→ **DATASET EXTRACT**:
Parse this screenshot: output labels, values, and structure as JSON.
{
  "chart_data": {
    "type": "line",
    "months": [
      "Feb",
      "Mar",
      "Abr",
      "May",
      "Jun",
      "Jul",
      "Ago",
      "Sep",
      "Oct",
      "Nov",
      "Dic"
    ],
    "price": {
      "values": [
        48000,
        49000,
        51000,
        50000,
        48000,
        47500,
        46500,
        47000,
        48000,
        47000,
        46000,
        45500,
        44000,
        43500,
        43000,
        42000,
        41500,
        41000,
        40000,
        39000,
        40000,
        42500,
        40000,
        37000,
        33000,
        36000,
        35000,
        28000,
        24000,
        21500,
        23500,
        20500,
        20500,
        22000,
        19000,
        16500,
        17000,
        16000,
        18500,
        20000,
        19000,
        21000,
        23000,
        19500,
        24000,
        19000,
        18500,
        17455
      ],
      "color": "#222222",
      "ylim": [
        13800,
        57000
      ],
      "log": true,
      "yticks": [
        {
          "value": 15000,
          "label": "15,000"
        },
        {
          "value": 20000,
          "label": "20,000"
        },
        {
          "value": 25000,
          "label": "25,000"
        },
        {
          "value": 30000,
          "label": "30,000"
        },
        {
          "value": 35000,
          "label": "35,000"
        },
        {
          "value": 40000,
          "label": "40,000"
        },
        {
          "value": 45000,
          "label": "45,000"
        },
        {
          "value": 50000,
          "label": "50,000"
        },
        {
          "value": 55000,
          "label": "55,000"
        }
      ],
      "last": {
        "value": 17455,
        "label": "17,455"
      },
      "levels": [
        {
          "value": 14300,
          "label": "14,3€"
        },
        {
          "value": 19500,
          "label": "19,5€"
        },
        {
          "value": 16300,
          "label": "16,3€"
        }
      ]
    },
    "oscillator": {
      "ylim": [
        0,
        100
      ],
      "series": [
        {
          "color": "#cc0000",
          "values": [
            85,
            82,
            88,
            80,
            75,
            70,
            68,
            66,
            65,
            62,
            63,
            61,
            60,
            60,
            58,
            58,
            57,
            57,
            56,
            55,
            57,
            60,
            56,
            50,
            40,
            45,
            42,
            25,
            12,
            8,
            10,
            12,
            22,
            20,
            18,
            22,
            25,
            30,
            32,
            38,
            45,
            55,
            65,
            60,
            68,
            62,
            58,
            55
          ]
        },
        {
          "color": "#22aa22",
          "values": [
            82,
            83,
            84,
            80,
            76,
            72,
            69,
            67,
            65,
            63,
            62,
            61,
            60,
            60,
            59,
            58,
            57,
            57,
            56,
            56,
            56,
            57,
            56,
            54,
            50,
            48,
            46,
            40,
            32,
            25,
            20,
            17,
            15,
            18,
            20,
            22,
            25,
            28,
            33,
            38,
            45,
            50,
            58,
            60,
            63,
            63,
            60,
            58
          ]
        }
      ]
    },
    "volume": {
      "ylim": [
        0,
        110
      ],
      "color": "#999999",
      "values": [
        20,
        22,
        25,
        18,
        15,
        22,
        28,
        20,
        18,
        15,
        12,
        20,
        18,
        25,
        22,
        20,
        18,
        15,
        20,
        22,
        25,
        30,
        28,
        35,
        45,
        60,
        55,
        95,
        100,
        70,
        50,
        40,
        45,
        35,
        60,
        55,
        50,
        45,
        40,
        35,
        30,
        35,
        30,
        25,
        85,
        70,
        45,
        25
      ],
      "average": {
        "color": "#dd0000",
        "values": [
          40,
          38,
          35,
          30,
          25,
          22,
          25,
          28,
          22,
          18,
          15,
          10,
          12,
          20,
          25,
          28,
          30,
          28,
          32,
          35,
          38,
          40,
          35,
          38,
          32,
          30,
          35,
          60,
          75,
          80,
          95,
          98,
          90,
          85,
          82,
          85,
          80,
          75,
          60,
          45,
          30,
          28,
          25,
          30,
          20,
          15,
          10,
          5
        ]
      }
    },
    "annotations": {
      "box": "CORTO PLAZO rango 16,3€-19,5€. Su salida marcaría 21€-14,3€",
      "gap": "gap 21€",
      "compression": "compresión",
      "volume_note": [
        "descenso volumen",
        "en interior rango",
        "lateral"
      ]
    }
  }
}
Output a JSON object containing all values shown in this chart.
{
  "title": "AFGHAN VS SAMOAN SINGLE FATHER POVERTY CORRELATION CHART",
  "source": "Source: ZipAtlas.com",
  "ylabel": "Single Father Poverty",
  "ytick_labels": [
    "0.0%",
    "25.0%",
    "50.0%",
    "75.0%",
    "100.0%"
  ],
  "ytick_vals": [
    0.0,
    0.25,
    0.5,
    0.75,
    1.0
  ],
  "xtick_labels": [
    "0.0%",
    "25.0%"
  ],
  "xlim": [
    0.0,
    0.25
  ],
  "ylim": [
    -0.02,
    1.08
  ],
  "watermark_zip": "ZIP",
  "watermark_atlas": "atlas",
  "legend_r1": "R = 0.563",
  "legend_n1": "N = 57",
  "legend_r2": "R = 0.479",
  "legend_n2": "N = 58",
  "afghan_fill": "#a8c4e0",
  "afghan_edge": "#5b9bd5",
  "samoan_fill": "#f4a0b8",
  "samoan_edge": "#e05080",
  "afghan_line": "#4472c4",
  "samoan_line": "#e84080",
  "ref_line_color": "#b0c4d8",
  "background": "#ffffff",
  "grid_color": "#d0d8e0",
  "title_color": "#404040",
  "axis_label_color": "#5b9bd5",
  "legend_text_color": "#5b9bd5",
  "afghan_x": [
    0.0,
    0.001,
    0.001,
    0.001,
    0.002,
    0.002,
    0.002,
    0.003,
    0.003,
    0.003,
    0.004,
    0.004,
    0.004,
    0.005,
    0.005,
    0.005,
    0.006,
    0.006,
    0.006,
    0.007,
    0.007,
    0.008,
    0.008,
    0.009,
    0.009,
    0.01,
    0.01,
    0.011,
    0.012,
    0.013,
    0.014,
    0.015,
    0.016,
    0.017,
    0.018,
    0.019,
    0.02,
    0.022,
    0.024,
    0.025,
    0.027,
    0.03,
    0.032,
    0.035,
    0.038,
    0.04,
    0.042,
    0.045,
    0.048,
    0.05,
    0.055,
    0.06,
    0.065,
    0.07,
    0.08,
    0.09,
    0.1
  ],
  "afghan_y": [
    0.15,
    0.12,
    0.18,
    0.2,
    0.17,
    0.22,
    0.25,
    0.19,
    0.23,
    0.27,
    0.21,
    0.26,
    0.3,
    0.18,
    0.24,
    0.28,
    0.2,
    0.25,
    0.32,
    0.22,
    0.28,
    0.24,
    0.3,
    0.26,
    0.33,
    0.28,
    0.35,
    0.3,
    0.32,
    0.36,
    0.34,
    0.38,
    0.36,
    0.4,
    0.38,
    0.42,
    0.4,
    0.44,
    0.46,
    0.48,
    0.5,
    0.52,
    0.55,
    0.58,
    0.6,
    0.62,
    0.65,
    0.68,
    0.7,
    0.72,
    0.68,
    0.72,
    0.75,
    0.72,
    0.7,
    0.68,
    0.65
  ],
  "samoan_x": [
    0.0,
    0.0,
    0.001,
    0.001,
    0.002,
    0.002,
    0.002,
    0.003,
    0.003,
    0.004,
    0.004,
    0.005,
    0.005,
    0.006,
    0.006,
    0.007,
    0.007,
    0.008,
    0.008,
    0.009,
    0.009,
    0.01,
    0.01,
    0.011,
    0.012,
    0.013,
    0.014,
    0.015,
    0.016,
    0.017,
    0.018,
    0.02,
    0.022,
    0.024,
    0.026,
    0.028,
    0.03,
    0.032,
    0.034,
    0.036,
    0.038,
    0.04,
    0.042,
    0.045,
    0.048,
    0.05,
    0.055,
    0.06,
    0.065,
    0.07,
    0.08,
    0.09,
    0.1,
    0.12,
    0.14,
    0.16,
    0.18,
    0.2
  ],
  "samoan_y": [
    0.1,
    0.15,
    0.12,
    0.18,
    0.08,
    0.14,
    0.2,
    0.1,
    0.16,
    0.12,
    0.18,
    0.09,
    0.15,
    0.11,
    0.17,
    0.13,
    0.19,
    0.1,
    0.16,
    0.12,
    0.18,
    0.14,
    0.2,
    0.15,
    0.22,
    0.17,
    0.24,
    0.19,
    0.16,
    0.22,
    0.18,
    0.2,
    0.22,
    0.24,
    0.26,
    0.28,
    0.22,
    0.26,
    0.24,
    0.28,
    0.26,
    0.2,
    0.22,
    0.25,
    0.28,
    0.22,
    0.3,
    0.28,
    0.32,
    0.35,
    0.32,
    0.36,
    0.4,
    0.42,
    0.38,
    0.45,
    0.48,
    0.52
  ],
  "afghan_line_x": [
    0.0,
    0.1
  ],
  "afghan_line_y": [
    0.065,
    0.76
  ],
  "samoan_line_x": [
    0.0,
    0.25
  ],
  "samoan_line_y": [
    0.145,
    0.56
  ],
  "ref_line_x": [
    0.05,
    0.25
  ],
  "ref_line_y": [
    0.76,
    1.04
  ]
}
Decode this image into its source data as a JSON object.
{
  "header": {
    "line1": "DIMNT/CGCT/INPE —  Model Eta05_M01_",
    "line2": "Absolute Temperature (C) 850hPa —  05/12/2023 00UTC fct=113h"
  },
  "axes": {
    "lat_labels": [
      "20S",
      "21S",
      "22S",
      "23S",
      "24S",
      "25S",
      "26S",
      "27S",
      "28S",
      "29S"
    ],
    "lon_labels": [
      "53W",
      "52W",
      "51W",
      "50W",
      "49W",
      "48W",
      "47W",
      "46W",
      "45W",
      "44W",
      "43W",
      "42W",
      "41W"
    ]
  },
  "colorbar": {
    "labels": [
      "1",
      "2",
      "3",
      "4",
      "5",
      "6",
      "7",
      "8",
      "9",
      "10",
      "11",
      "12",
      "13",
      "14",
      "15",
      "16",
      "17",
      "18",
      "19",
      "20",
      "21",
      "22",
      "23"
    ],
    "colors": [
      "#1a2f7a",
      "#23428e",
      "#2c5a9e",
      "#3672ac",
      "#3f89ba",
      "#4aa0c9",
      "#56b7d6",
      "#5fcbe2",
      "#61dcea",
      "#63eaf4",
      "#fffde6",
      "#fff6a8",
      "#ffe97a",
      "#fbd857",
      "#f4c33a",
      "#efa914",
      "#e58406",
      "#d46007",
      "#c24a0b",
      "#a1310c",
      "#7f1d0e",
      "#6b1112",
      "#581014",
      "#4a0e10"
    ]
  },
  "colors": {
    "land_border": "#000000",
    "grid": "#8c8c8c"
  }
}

→ **INSTRUCTIONS TO FOLLOW**:
Can you quote exactly the lines from the one containing "Decode this image" through the last line of the records above, and nothing else?

→ **OUTPUT OF THE TASK**:
Decode this image into its source data as a JSON object.
{
  "header": {
    "line1": "DIMNT/CGCT/INPE —  Model Eta05_M01_",
    "line2": "Absolute Temperature (C) 850hPa —  05/12/2023 00UTC fct=113h"
  },
  "axes": {
    "lat_labels": [
      "20S",
      "21S",
      "22S",
      "23S",
      "24S",
      "25S",
      "26S",
      "27S",
      "28S",
      "29S"
    ],
    "lon_labels": [
      "53W",
      "52W",
      "51W",
      "50W",
      "49W",
      "48W",
      "47W",
      "46W",
      "45W",
      "44W",
      "43W",
      "42W",
      "41W"
    ]
  },
  "colorbar": {
    "labels": [
      "1",
      "2",
      "3",
      "4",
      "5",
      "6",
      "7",
      "8",
      "9",
      "10",
      "11",
      "12",
      "13",
      "14",
      "15",
      "16",
      "17",
      "18",
      "19",
      "20",
      "21",
      "22",
      "23"
    ],
    "colors": [
      "#1a2f7a",
      "#23428e",
      "#2c5a9e",
      "#3672ac",
      "#3f89ba",
      "#4aa0c9",
      "#56b7d6",
      "#5fcbe2",
      "#61dcea",
      "#63eaf4",
      "#fffde6",
      "#fff6a8",
      "#ffe97a",
      "#fbd857",
      "#f4c33a",
      "#efa914",
      "#e58406",
      "#d46007",
      "#c24a0b",
      "#a1310c",
      "#7f1d0e",
      "#6b1112",
      "#581014",
      "#4a0e10"
    ]
  },
  "colors": {
    "land_border": "#000000",
    "grid": "#8c8c8c"
  }
}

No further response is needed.